▶ **Listing**
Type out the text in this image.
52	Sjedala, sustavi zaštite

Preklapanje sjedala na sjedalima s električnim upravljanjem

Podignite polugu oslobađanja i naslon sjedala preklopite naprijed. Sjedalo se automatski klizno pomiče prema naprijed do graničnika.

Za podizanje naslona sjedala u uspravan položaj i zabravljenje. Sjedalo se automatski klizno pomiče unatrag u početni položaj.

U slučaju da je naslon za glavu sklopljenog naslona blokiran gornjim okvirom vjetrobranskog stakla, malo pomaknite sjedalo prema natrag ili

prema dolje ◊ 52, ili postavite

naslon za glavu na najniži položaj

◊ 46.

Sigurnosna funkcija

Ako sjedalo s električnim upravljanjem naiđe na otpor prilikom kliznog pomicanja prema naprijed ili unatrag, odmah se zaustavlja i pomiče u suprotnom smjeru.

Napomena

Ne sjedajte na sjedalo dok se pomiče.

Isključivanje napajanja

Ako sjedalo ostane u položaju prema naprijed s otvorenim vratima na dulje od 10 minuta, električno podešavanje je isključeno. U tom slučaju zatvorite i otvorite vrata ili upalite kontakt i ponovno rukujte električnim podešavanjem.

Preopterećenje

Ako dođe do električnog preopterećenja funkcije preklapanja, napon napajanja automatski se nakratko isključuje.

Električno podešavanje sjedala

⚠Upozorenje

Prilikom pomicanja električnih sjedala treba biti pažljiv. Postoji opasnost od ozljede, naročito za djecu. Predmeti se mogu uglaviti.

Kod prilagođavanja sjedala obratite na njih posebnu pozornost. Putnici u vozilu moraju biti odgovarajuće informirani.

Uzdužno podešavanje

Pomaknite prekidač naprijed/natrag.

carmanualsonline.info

▶ **Problem requirements**
Write the data from above out again, exactly.

▶ **Task response**
Type out the text in this image.
52	Sjedala, sustavi zaštite

Preklapanje sjedala na sjedalima s električnim upravljanjem

Podignite polugu oslobađanja i naslon sjedala preklopite naprijed. Sjedalo se automatski klizno pomiče prema naprijed do graničnika.

Za podizanje naslona sjedala u uspravan položaj i zabravljenje. Sjedalo se automatski klizno pomiče unatrag u početni položaj.

U slučaju da je naslon za glavu sklopljenog naslona blokiran gornjim okvirom vjetrobranskog stakla, malo pomaknite sjedalo prema natrag ili

prema dolje ◊ 52, ili postavite

naslon za glavu na najniži položaj

◊ 46.

Sigurnosna funkcija

Ako sjedalo s električnim upravljanjem naiđe na otpor prilikom kliznog pomicanja prema naprijed ili unatrag, odmah se zaustavlja i pomiče u suprotnom smjeru.

Napomena

Ne sjedajte na sjedalo dok se pomiče.

Isključivanje napajanja

Ako sjedalo ostane u položaju prema naprijed s otvorenim vratima na dulje od 10 minuta, električno podešavanje je isključeno. U tom slučaju zatvorite i otvorite vrata ili upalite kontakt i ponovno rukujte električnim podešavanjem.

Preopterećenje

Ako dođe do električnog preopterećenja funkcije preklapanja, napon napajanja automatski se nakratko isključuje.

Električno podešavanje sjedala

⚠Upozorenje

Prilikom pomicanja električnih sjedala treba biti pažljiv. Postoji opasnost od ozljede, naročito za djecu. Predmeti se mogu uglaviti.

Kod prilagođavanja sjedala obratite na njih posebnu pozornost. Putnici u vozilu moraju biti odgovarajuće informirani.

Uzdužno podešavanje

Pomaknite prekidač naprijed/natrag.

carmanualsonline.info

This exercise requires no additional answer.